▶ **What you have to do**: Find each line with "bheil" and copy it.

▶ **Given information**:
++++++++++
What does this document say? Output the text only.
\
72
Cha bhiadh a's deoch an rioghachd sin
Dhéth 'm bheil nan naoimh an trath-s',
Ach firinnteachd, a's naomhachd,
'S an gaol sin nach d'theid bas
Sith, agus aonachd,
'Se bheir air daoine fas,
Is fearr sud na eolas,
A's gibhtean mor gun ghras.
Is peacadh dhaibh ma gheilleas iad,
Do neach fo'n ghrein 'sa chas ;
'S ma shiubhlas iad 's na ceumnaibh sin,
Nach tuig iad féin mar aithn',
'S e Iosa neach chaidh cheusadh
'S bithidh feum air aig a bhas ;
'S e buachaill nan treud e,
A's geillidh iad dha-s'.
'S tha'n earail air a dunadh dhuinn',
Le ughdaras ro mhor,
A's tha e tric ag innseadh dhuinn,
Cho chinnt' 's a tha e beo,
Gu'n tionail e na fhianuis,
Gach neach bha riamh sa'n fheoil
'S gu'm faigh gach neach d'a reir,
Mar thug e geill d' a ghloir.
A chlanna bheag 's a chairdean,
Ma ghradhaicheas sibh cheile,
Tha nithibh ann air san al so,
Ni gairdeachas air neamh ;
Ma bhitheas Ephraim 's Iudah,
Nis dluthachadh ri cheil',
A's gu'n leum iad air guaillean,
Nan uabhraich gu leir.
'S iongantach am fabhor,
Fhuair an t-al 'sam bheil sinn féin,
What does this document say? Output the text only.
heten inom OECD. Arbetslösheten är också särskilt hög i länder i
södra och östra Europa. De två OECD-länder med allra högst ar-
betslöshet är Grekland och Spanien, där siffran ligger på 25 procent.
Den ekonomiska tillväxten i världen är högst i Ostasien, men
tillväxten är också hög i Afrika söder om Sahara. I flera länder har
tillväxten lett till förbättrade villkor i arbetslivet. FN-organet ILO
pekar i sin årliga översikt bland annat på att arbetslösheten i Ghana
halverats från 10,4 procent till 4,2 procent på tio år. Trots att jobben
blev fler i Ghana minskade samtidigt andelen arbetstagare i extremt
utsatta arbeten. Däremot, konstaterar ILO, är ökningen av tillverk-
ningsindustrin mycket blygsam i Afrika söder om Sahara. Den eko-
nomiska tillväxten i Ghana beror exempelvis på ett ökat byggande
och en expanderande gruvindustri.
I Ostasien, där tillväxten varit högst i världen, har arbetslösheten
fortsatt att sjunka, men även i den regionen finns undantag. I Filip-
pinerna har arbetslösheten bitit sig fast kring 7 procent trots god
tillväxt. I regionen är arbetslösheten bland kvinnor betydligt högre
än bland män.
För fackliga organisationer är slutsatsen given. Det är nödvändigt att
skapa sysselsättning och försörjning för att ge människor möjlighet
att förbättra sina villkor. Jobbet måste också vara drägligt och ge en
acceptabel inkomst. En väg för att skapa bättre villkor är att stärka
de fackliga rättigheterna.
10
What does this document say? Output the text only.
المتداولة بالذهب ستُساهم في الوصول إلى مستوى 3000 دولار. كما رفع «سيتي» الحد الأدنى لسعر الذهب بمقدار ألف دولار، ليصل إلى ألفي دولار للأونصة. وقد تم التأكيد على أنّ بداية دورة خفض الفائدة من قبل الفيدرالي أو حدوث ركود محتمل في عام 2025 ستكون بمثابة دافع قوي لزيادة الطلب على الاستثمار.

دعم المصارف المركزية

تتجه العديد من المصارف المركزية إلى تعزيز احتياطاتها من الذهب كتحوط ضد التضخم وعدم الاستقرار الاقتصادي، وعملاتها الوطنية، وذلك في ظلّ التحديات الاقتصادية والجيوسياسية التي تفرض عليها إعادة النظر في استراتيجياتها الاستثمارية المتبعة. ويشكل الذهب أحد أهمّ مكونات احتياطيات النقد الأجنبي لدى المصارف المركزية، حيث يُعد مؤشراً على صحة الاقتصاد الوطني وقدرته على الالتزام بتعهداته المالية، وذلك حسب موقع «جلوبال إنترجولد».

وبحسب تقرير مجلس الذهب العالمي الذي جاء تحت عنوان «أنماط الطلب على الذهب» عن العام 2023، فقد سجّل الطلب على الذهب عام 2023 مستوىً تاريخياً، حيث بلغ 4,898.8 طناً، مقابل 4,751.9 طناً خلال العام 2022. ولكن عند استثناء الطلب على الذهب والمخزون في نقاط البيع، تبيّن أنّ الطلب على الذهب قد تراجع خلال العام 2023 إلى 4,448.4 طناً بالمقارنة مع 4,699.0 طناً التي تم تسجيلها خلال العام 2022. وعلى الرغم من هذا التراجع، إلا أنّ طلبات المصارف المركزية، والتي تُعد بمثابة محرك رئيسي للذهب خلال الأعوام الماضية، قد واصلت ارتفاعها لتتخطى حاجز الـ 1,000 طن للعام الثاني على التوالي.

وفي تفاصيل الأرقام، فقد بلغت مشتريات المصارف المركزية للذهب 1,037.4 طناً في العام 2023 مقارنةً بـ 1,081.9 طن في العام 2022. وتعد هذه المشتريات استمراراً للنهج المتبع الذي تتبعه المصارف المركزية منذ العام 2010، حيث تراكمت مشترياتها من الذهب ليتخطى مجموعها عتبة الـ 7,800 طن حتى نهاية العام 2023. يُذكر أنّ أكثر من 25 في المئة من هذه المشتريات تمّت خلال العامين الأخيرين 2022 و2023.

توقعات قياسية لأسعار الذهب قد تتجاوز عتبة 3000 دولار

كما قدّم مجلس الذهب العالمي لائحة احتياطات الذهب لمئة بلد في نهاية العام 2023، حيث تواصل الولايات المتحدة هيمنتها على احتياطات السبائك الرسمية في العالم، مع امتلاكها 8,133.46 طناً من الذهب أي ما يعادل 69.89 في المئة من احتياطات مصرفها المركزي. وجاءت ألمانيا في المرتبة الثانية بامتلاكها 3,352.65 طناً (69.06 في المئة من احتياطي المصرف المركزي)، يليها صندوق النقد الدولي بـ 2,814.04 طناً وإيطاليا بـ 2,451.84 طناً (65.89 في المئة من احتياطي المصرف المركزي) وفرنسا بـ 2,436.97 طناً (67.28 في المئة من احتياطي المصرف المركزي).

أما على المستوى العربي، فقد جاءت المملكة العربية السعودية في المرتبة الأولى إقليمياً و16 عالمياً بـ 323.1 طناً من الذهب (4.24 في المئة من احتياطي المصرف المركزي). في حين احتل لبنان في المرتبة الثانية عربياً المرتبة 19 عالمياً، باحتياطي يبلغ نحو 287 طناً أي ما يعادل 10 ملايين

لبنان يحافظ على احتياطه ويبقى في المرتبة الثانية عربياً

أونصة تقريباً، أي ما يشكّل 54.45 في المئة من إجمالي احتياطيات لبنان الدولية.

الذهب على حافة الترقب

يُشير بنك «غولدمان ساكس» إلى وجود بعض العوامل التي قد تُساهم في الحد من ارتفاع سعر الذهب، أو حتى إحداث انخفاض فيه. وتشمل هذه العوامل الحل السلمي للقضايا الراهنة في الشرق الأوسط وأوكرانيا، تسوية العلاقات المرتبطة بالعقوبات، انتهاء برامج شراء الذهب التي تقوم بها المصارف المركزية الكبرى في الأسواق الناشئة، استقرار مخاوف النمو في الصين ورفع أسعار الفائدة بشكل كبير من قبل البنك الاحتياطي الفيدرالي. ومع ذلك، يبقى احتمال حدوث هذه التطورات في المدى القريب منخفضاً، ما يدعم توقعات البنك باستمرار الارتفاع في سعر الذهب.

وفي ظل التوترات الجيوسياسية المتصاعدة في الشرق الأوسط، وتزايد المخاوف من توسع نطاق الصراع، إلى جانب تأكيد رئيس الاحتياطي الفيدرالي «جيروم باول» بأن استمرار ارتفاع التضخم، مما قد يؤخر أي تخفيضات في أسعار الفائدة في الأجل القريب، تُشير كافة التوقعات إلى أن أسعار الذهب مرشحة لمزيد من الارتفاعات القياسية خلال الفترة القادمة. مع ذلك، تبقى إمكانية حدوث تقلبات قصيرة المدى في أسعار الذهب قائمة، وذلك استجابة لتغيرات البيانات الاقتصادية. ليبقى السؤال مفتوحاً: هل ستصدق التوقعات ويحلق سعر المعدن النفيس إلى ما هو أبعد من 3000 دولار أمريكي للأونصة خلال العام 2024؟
++++++++++
▶ **Solution to the problem**:
Dhéth 'm bheil nan naoimh an trath-s',
Fhuair an t-al 'sam bheil sinn féin,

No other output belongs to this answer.